====== MATERIALS PROVIDED ======

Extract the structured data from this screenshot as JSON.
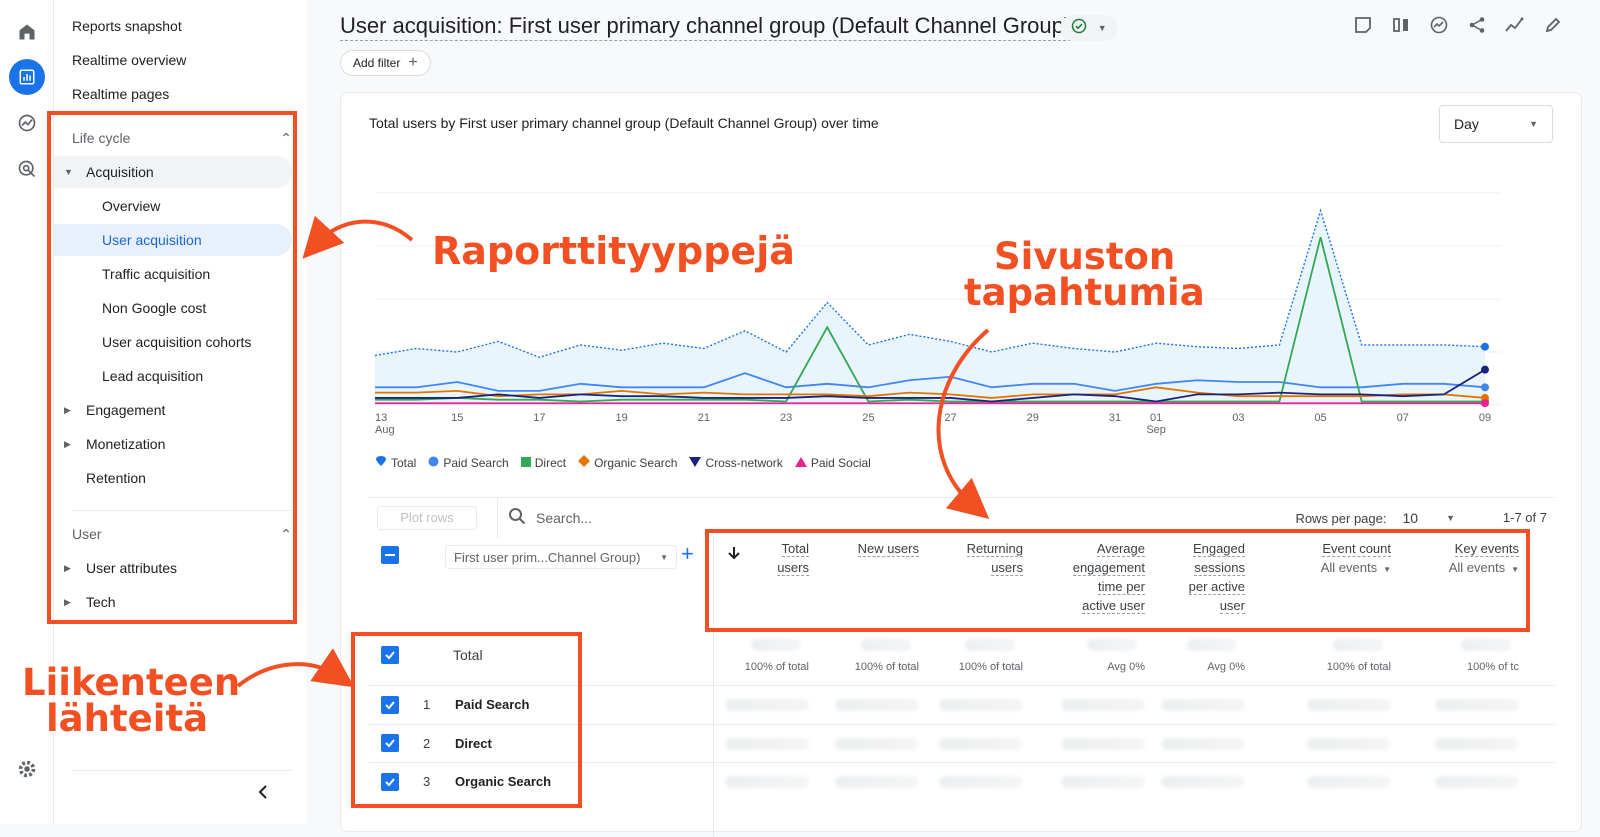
{
  "nav": {
    "top_items": [
      "Reports snapshot",
      "Realtime overview",
      "Realtime pages"
    ],
    "lifecycle_label": "Life cycle",
    "acquisition_label": "Acquisition",
    "acquisition_items": [
      "Overview",
      "User acquisition",
      "Traffic acquisition",
      "Non Google cost",
      "User acquisition cohorts",
      "Lead acquisition"
    ],
    "engagement_label": "Engagement",
    "monetization_label": "Monetization",
    "retention_label": "Retention",
    "user_label": "User",
    "user_attributes_label": "User attributes",
    "tech_label": "Tech"
  },
  "header": {
    "title": "User acquisition: First user primary channel group (Default Channel Group)",
    "add_filter": "Add filter"
  },
  "chart": {
    "title": "Total users by First user primary channel group (Default Channel Group) over time",
    "granularity": "Day",
    "x_ticks": [
      "13",
      "15",
      "17",
      "19",
      "21",
      "23",
      "25",
      "27",
      "29",
      "31",
      "01",
      "03",
      "05",
      "07",
      "09"
    ],
    "x_month_labels": {
      "13": "Aug",
      "01": "Sep"
    },
    "legend": [
      {
        "name": "Total",
        "color": "#1a73e8",
        "marker": "pin-icon"
      },
      {
        "name": "Paid Search",
        "color": "#4285f4",
        "marker": "circle-icon"
      },
      {
        "name": "Direct",
        "color": "#34a853",
        "marker": "square-icon"
      },
      {
        "name": "Organic Search",
        "color": "#e37400",
        "marker": "diamond-icon"
      },
      {
        "name": "Cross-network",
        "color": "#1a237e",
        "marker": "triangle-down-icon"
      },
      {
        "name": "Paid Social",
        "color": "#e52592",
        "marker": "triangle-up-icon"
      }
    ]
  },
  "chart_data": {
    "type": "line",
    "title": "Total users by First user primary channel group (Default Channel Group) over time",
    "x": [
      "Aug 13",
      "Aug 14",
      "Aug 15",
      "Aug 16",
      "Aug 17",
      "Aug 18",
      "Aug 19",
      "Aug 20",
      "Aug 21",
      "Aug 22",
      "Aug 23",
      "Aug 24",
      "Aug 25",
      "Aug 26",
      "Aug 27",
      "Aug 28",
      "Aug 29",
      "Aug 30",
      "Aug 31",
      "Sep 01",
      "Sep 02",
      "Sep 03",
      "Sep 04",
      "Sep 05",
      "Sep 06",
      "Sep 07",
      "Sep 08",
      "Sep 09"
    ],
    "series": [
      {
        "name": "Total",
        "values": [
          28,
          32,
          30,
          36,
          27,
          34,
          31,
          35,
          32,
          42,
          30,
          58,
          34,
          40,
          36,
          30,
          35,
          32,
          30,
          35,
          33,
          32,
          34,
          110,
          34,
          34,
          34,
          33
        ]
      },
      {
        "name": "Paid Search",
        "values": [
          10,
          10,
          13,
          8,
          8,
          12,
          10,
          10,
          10,
          18,
          10,
          12,
          10,
          14,
          16,
          10,
          12,
          12,
          8,
          12,
          14,
          13,
          13,
          10,
          10,
          12,
          12,
          10
        ]
      },
      {
        "name": "Direct",
        "values": [
          3,
          3,
          4,
          3,
          3,
          2,
          3,
          3,
          3,
          3,
          2,
          44,
          2,
          3,
          2,
          2,
          2,
          2,
          2,
          2,
          2,
          2,
          2,
          95,
          2,
          2,
          2,
          2
        ]
      },
      {
        "name": "Organic Search",
        "values": [
          7,
          7,
          8,
          5,
          6,
          6,
          8,
          6,
          7,
          6,
          6,
          6,
          5,
          7,
          6,
          4,
          6,
          6,
          6,
          10,
          7,
          5,
          5,
          5,
          5,
          6,
          6,
          4
        ]
      },
      {
        "name": "Cross-network",
        "values": [
          4,
          4,
          4,
          6,
          4,
          6,
          5,
          5,
          4,
          4,
          4,
          5,
          4,
          4,
          4,
          2,
          4,
          6,
          5,
          2,
          6,
          6,
          7,
          6,
          6,
          5,
          6,
          20
        ]
      },
      {
        "name": "Paid Social",
        "values": [
          1,
          1,
          1,
          1,
          1,
          1,
          1,
          1,
          1,
          1,
          1,
          1,
          1,
          1,
          1,
          1,
          1,
          1,
          1,
          1,
          1,
          1,
          1,
          1,
          1,
          1,
          1,
          1
        ]
      }
    ],
    "grid": true,
    "legend_position": "bottom"
  },
  "table": {
    "plot_rows": "Plot rows",
    "search_placeholder": "Search...",
    "rows_per_page_label": "Rows per page:",
    "rows_per_page_value": "10",
    "pagination": "1-7 of 7",
    "dimension_label": "First user prim...Channel Group)",
    "columns": [
      {
        "l1": "Total",
        "l2": "users",
        "l3": "",
        "l4": "",
        "pct": "100% of total"
      },
      {
        "l1": "New users",
        "l2": "",
        "l3": "",
        "l4": "",
        "pct": "100% of total"
      },
      {
        "l1": "Returning",
        "l2": "users",
        "l3": "",
        "l4": "",
        "pct": "100% of total"
      },
      {
        "l1": "Average",
        "l2": "engagement",
        "l3": "time per",
        "l4": "active user",
        "pct": "Avg 0%"
      },
      {
        "l1": "Engaged",
        "l2": "sessions",
        "l3": "per active",
        "l4": "user",
        "pct": "Avg 0%"
      },
      {
        "l1": "Event count",
        "l2": "All events",
        "l3": "",
        "l4": "",
        "pct": "100% of total"
      },
      {
        "l1": "Key events",
        "l2": "All events",
        "l3": "",
        "l4": "",
        "pct": "100% of tc"
      }
    ],
    "total_label": "Total",
    "rows": [
      {
        "num": "1",
        "name": "Paid Search"
      },
      {
        "num": "2",
        "name": "Direct"
      },
      {
        "num": "3",
        "name": "Organic Search"
      }
    ]
  },
  "annotations": {
    "report_types": "Raporttityyppejä",
    "site_events_1": "Sivuston",
    "site_events_2": "tapahtumia",
    "traffic_sources_1": "Liikenteen",
    "traffic_sources_2": "lähteitä",
    "color": "#f25022"
  }
}
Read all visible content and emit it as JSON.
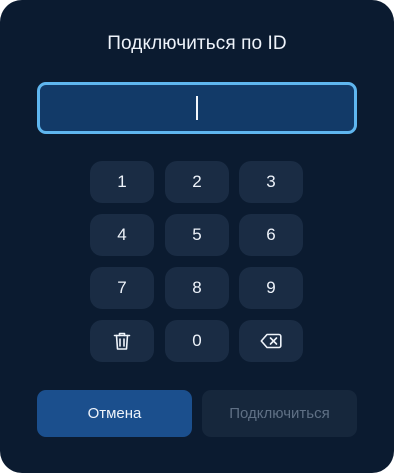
{
  "dialog": {
    "title": "Подключиться по ID"
  },
  "id_input": {
    "value": "",
    "placeholder": ""
  },
  "keypad": {
    "keys": [
      "1",
      "2",
      "3",
      "4",
      "5",
      "6",
      "7",
      "8",
      "9",
      "0"
    ],
    "clear_icon": "trash-icon",
    "backspace_icon": "backspace-icon"
  },
  "actions": {
    "cancel_label": "Отмена",
    "connect_label": "Подключиться"
  },
  "colors": {
    "background": "#0b1b30",
    "input_fill": "#123a68",
    "input_border": "#5fb6ef",
    "key_fill": "#1a2c44",
    "cancel_fill": "#1b4f8d",
    "connect_disabled_fill": "#16273c",
    "connect_disabled_text": "#5f7085"
  }
}
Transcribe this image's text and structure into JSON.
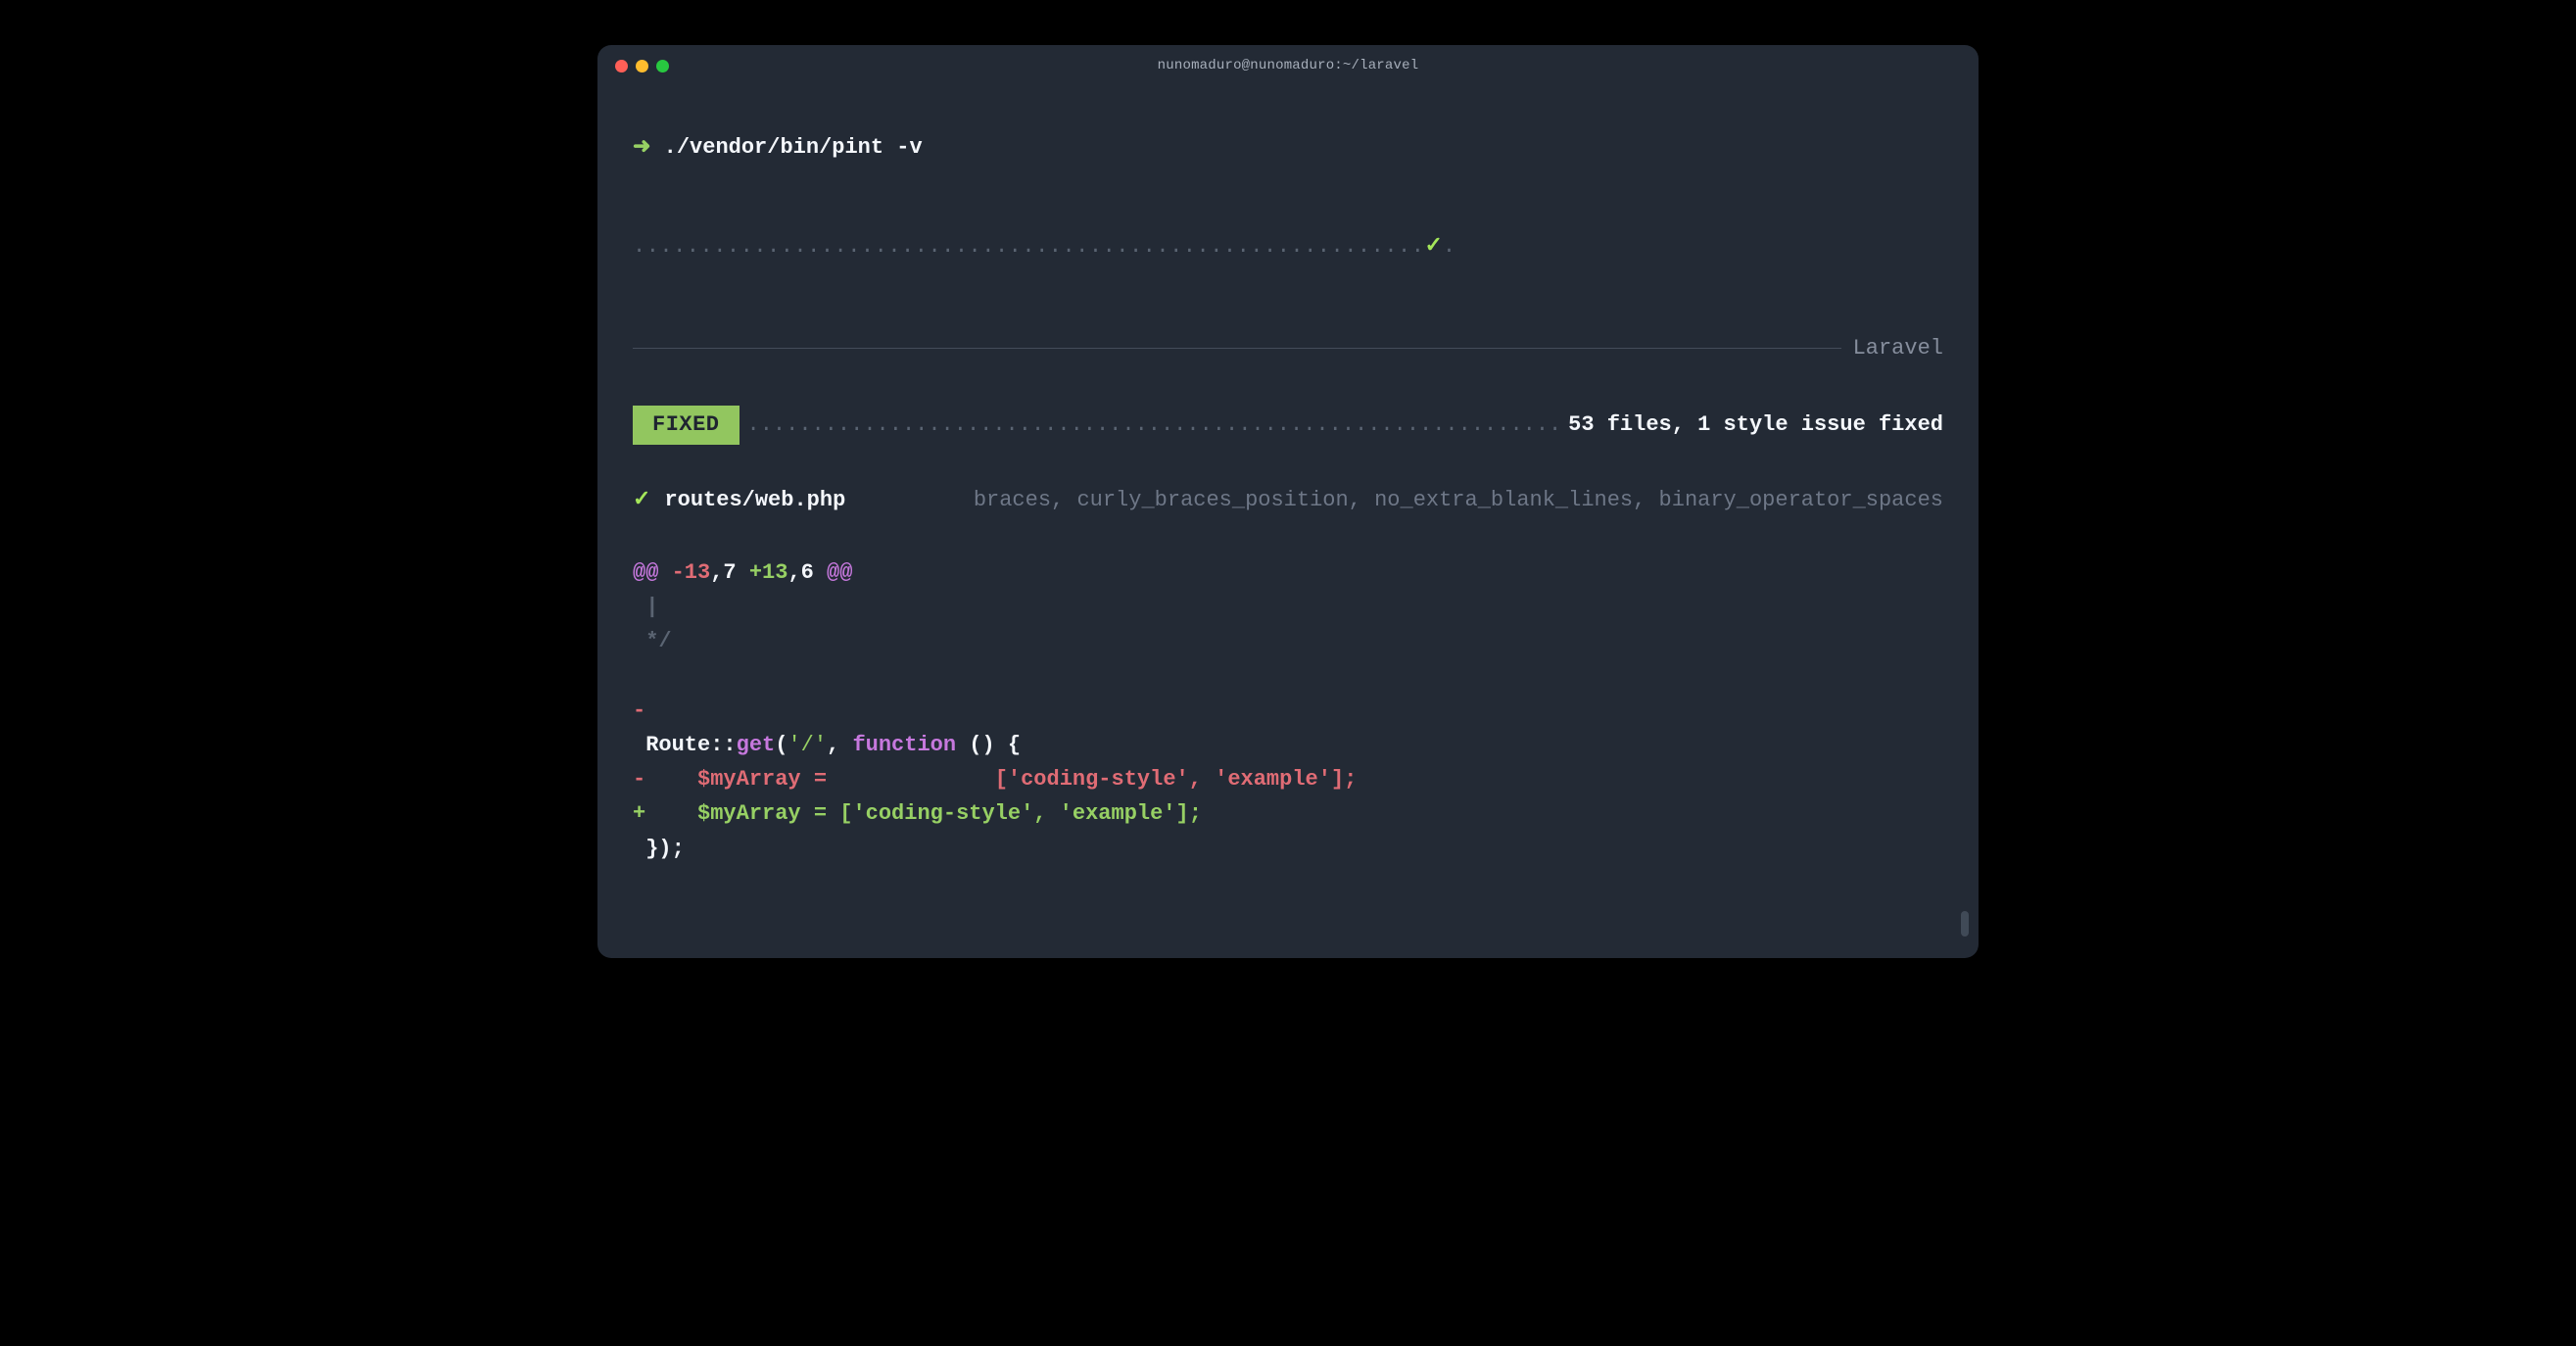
{
  "titlebar": {
    "text": "nunomaduro@nunomaduro:~/laravel"
  },
  "prompt": {
    "arrow": "➜",
    "command": "./vendor/bin/pint",
    "flag": "-v"
  },
  "progress": {
    "dots_before": "...........................................................",
    "check": "✓",
    "dots_after": "."
  },
  "ruler": {
    "label": "Laravel"
  },
  "status": {
    "pill": "FIXED",
    "fill": "...............................................................",
    "summary": "53 files, 1 style issue fixed"
  },
  "file": {
    "check": "✓",
    "name": "routes/web.php",
    "rules": "braces, curly_braces_position, no_extra_blank_lines, binary_operator_spaces"
  },
  "diff": {
    "hunk": {
      "at1": "@@ ",
      "minus": "-13",
      "c1": ",7 ",
      "plus": "+13",
      "c2": ",6 ",
      "at2": "@@"
    },
    "ctx1": " |",
    "ctx2": " */",
    "blank": "",
    "removed_blank": "-",
    "route_static": " Route",
    "dbl": "::",
    "get": "get",
    "lp": "(",
    "slash": "'/'",
    "comma": ", ",
    "func": "function ",
    "paren": "() {",
    "del_line": {
      "sign": "-",
      "lead": "    $myArray ",
      "eq": "=",
      "gap": "             ",
      "arr": "['coding-style', 'example'];"
    },
    "add_line": {
      "sign": "+",
      "lead": "    $myArray ",
      "eq": "=",
      "sp": " ",
      "arr": "['coding-style', 'example'];"
    },
    "close": " });"
  }
}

======

**WORK INSTRUCTIONS:** Print each line from the one containing "Transcribe this image's" through the last line of the listing, both included, exactly and with no pictures.

**RESPONSE TO THE EXERCISE:**
Transcribe this image's text and structure into JSON.
{
  "titlebar": {
    "text": "nunomaduro@nunomaduro:~/laravel"
  },
  "prompt": {
    "arrow": "➜",
    "command": "./vendor/bin/pint",
    "flag": "-v"
  },
  "progress": {
    "dots_before": "...........................................................",
    "check": "✓",
    "dots_after": "."
  },
  "ruler": {
    "label": "Laravel"
  },
  "status": {
    "pill": "FIXED",
    "fill": "...............................................................",
    "summary": "53 files, 1 style issue fixed"
  },
  "file": {
    "check": "✓",
    "name": "routes/web.php",
    "rules": "braces, curly_braces_position, no_extra_blank_lines, binary_operator_spaces"
  },
  "diff": {
    "hunk": {
      "at1": "@@ ",
      "minus": "-13",
      "c1": ",7 ",
      "plus": "+13",
      "c2": ",6 ",
      "at2": "@@"
    },
    "ctx1": " |",
    "ctx2": " */",
    "blank": "",
    "removed_blank": "-",
    "route_static": " Route",
    "dbl": "::",
    "get": "get",
    "lp": "(",
    "slash": "'/'",
    "comma": ", ",
    "func": "function ",
    "paren": "() {",
    "del_line": {
      "sign": "-",
      "lead": "    $myArray ",
      "eq": "=",
      "gap": "             ",
      "arr": "['coding-style', 'example'];"
    },
    "add_line": {
      "sign": "+",
      "lead": "    $myArray ",
      "eq": "=",
      "sp": " ",
      "arr": "['coding-style', 'example'];"
    },
    "close": " });"
  }
}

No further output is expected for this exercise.